--- Available data ---
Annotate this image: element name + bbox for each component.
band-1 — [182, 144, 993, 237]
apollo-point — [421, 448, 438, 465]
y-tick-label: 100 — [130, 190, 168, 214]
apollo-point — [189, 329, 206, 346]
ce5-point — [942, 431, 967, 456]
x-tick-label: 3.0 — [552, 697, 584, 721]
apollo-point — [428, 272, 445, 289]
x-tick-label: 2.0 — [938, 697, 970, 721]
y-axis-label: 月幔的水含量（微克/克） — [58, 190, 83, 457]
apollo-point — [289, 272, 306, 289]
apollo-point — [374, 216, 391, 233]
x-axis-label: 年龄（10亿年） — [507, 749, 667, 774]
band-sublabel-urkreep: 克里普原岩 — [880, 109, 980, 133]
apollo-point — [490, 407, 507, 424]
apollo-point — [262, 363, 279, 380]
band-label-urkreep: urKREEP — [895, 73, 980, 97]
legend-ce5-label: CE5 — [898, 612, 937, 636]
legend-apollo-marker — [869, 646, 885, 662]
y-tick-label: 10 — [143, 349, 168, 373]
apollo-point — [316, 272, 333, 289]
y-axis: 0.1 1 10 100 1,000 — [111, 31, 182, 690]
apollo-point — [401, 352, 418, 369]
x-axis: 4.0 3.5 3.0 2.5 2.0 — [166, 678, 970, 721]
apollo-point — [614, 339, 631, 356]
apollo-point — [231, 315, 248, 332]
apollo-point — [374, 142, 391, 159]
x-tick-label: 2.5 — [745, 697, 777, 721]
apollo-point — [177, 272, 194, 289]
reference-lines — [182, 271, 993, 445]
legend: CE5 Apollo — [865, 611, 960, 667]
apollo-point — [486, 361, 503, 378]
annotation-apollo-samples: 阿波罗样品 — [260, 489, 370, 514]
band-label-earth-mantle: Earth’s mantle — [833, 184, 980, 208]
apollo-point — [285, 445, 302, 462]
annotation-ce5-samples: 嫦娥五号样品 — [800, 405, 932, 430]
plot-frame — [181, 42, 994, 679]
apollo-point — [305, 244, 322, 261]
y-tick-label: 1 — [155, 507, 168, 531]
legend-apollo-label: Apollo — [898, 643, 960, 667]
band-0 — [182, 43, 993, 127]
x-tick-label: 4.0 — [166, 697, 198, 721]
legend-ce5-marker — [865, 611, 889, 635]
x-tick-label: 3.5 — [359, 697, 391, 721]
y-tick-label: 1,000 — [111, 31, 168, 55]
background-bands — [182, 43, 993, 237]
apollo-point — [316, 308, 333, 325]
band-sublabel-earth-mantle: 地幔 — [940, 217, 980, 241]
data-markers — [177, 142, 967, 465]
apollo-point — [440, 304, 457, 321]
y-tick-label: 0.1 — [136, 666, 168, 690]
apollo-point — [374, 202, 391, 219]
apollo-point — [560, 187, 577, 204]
---
Short exercise -
Can you reproduce every line of the material above, word for word and in the same order?

Finished task -
Annotate this image: element name + bbox for each component.
band-1 — [182, 144, 993, 237]
apollo-point — [421, 448, 438, 465]
y-tick-label: 100 — [130, 190, 168, 214]
apollo-point — [189, 329, 206, 346]
ce5-point — [942, 431, 967, 456]
x-tick-label: 3.0 — [552, 697, 584, 721]
apollo-point — [428, 272, 445, 289]
x-tick-label: 2.0 — [938, 697, 970, 721]
y-axis-label: 月幔的水含量（微克/克） — [58, 190, 83, 457]
apollo-point — [289, 272, 306, 289]
apollo-point — [374, 216, 391, 233]
x-axis-label: 年龄（10亿年） — [507, 749, 667, 774]
band-sublabel-urkreep: 克里普原岩 — [880, 109, 980, 133]
apollo-point — [490, 407, 507, 424]
apollo-point — [262, 363, 279, 380]
band-label-urkreep: urKREEP — [895, 73, 980, 97]
legend-ce5-label: CE5 — [898, 612, 937, 636]
legend-apollo-marker — [869, 646, 885, 662]
y-tick-label: 10 — [143, 349, 168, 373]
apollo-point — [316, 272, 333, 289]
y-axis: 0.1 1 10 100 1,000 — [111, 31, 182, 690]
apollo-point — [401, 352, 418, 369]
x-axis: 4.0 3.5 3.0 2.5 2.0 — [166, 678, 970, 721]
apollo-point — [614, 339, 631, 356]
apollo-point — [231, 315, 248, 332]
apollo-point — [374, 142, 391, 159]
x-tick-label: 2.5 — [745, 697, 777, 721]
apollo-point — [177, 272, 194, 289]
reference-lines — [182, 271, 993, 445]
legend: CE5 Apollo — [865, 611, 960, 667]
apollo-point — [486, 361, 503, 378]
annotation-apollo-samples: 阿波罗样品 — [260, 489, 370, 514]
band-label-earth-mantle: Earth’s mantle — [833, 184, 980, 208]
apollo-point — [285, 445, 302, 462]
annotation-ce5-samples: 嫦娥五号样品 — [800, 405, 932, 430]
plot-frame — [181, 42, 994, 679]
apollo-point — [305, 244, 322, 261]
y-tick-label: 1 — [155, 507, 168, 531]
legend-apollo-label: Apollo — [898, 643, 960, 667]
band-0 — [182, 43, 993, 127]
x-tick-label: 4.0 — [166, 697, 198, 721]
legend-ce5-marker — [865, 611, 889, 635]
x-tick-label: 3.5 — [359, 697, 391, 721]
y-tick-label: 1,000 — [111, 31, 168, 55]
background-bands — [182, 43, 993, 237]
apollo-point — [316, 308, 333, 325]
band-sublabel-earth-mantle: 地幔 — [940, 217, 980, 241]
data-markers — [177, 142, 967, 465]
apollo-point — [440, 304, 457, 321]
y-tick-label: 0.1 — [136, 666, 168, 690]
apollo-point — [374, 202, 391, 219]
apollo-point — [560, 187, 577, 204]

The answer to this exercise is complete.